- **TO DO**:
The records below must be transcribed exactly. Do not include the pictures.

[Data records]

begin

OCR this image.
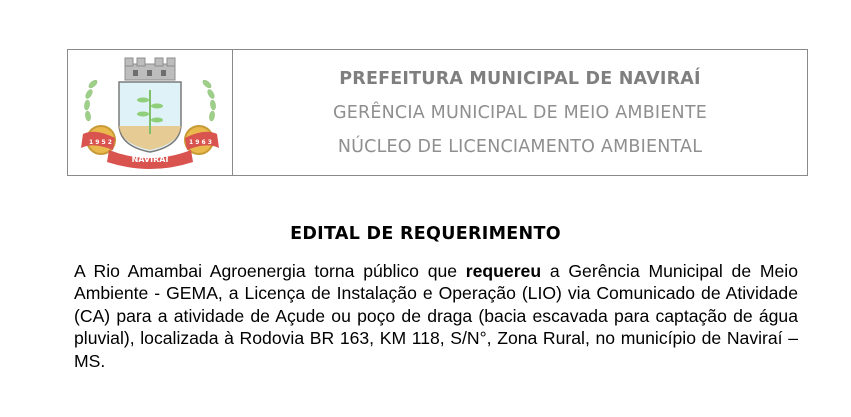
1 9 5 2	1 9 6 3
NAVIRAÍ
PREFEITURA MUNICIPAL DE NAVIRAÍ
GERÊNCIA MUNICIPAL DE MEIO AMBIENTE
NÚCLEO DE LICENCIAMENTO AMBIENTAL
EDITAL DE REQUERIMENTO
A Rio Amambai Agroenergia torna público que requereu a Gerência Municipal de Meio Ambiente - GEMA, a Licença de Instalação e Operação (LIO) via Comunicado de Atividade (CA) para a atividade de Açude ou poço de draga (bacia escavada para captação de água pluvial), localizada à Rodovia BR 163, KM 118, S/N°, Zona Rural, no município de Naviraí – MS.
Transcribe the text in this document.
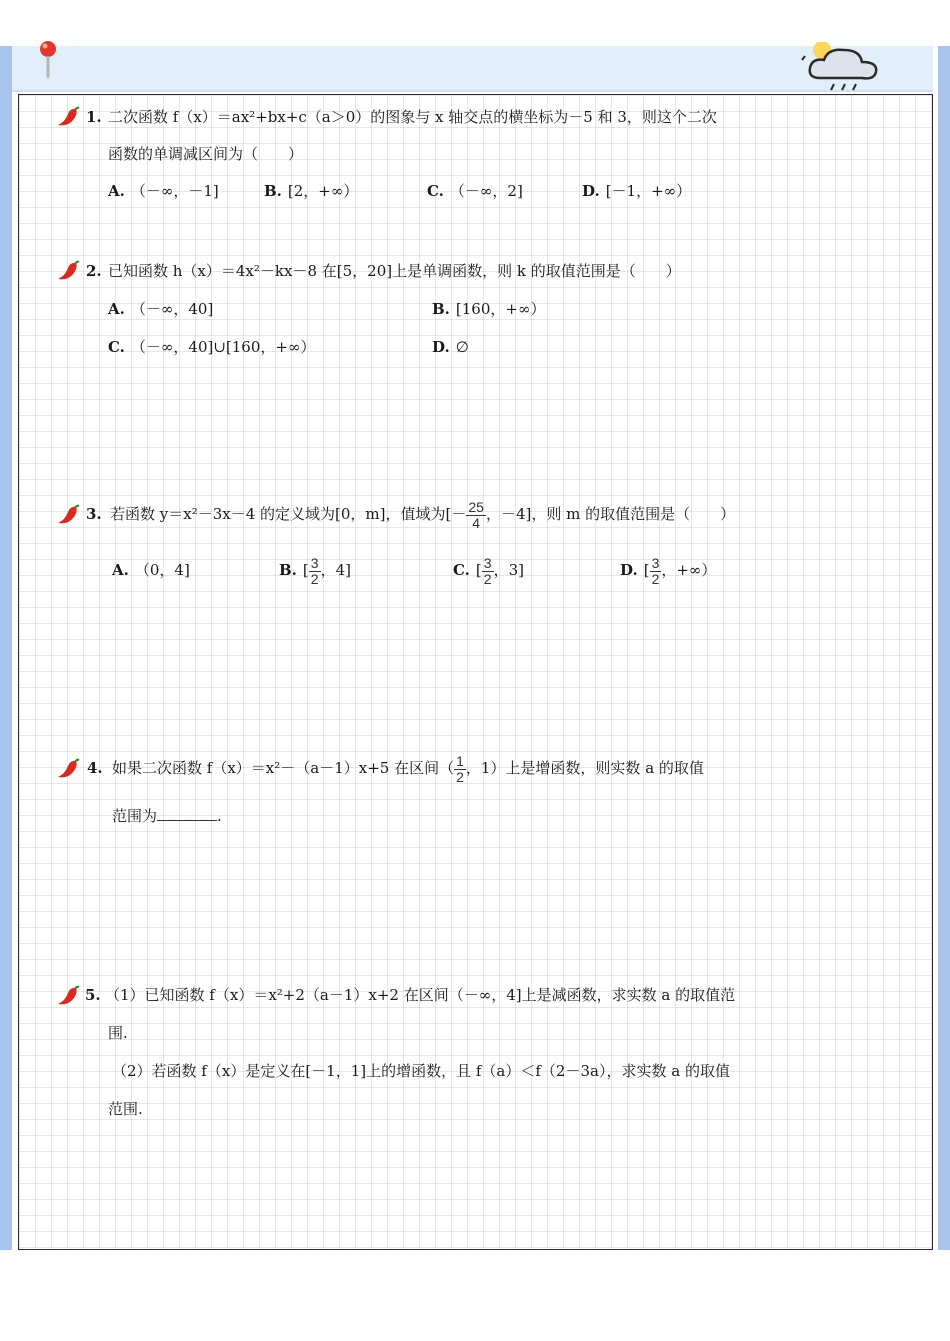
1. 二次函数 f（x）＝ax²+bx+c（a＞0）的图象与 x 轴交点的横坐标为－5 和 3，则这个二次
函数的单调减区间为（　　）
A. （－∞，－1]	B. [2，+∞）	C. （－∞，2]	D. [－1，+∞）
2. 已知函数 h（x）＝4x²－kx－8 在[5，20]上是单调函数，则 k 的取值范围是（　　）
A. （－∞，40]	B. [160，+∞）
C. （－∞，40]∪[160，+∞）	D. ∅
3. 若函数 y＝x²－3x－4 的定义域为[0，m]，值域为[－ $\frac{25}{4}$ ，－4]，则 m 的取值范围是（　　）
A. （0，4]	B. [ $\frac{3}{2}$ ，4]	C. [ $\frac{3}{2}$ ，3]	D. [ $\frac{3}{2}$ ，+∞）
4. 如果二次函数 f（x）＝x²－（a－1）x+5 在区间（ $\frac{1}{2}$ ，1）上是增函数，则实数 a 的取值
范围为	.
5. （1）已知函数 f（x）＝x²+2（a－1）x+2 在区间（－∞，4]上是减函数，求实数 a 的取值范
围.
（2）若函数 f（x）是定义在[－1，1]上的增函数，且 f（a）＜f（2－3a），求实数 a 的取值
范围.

end

- **SOLUTION BELOW**:
OCR this image.
1 9 5 2	1 9 6 3
NAVIRAÍ
PREFEITURA MUNICIPAL DE NAVIRAÍ
GERÊNCIA MUNICIPAL DE MEIO AMBIENTE
NÚCLEO DE LICENCIAMENTO AMBIENTAL
EDITAL DE REQUERIMENTO
A Rio Amambai Agroenergia torna público que requereu a Gerência Municipal de Meio Ambiente - GEMA, a Licença de Instalação e Operação (LIO) via Comunicado de Atividade (CA) para a atividade de Açude ou poço de draga (bacia escavada para captação de água pluvial), localizada à Rodovia BR 163, KM 118, S/N°, Zona Rural, no município de Naviraí – MS.
Transcribe the text in this document.
1. 二次函数 f（x）＝ax²+bx+c（a＞0）的图象与 x 轴交点的横坐标为－5 和 3，则这个二次
函数的单调减区间为（　　）
A. （－∞，－1]	B. [2，+∞）	C. （－∞，2]	D. [－1，+∞）
2. 已知函数 h（x）＝4x²－kx－8 在[5，20]上是单调函数，则 k 的取值范围是（　　）
A. （－∞，40]	B. [160，+∞）
C. （－∞，40]∪[160，+∞）	D. ∅
3. 若函数 y＝x²－3x－4 的定义域为[0，m]，值域为[－ $\frac{25}{4}$ ，－4]，则 m 的取值范围是（　　）
A. （0，4]	B. [ $\frac{3}{2}$ ，4]	C. [ $\frac{3}{2}$ ，3]	D. [ $\frac{3}{2}$ ，+∞）
4. 如果二次函数 f（x）＝x²－（a－1）x+5 在区间（ $\frac{1}{2}$ ，1）上是增函数，则实数 a 的取值
范围为	.
5. （1）已知函数 f（x）＝x²+2（a－1）x+2 在区间（－∞，4]上是减函数，求实数 a 的取值范
围.
（2）若函数 f（x）是定义在[－1，1]上的增函数，且 f（a）＜f（2－3a），求实数 a 的取值
范围.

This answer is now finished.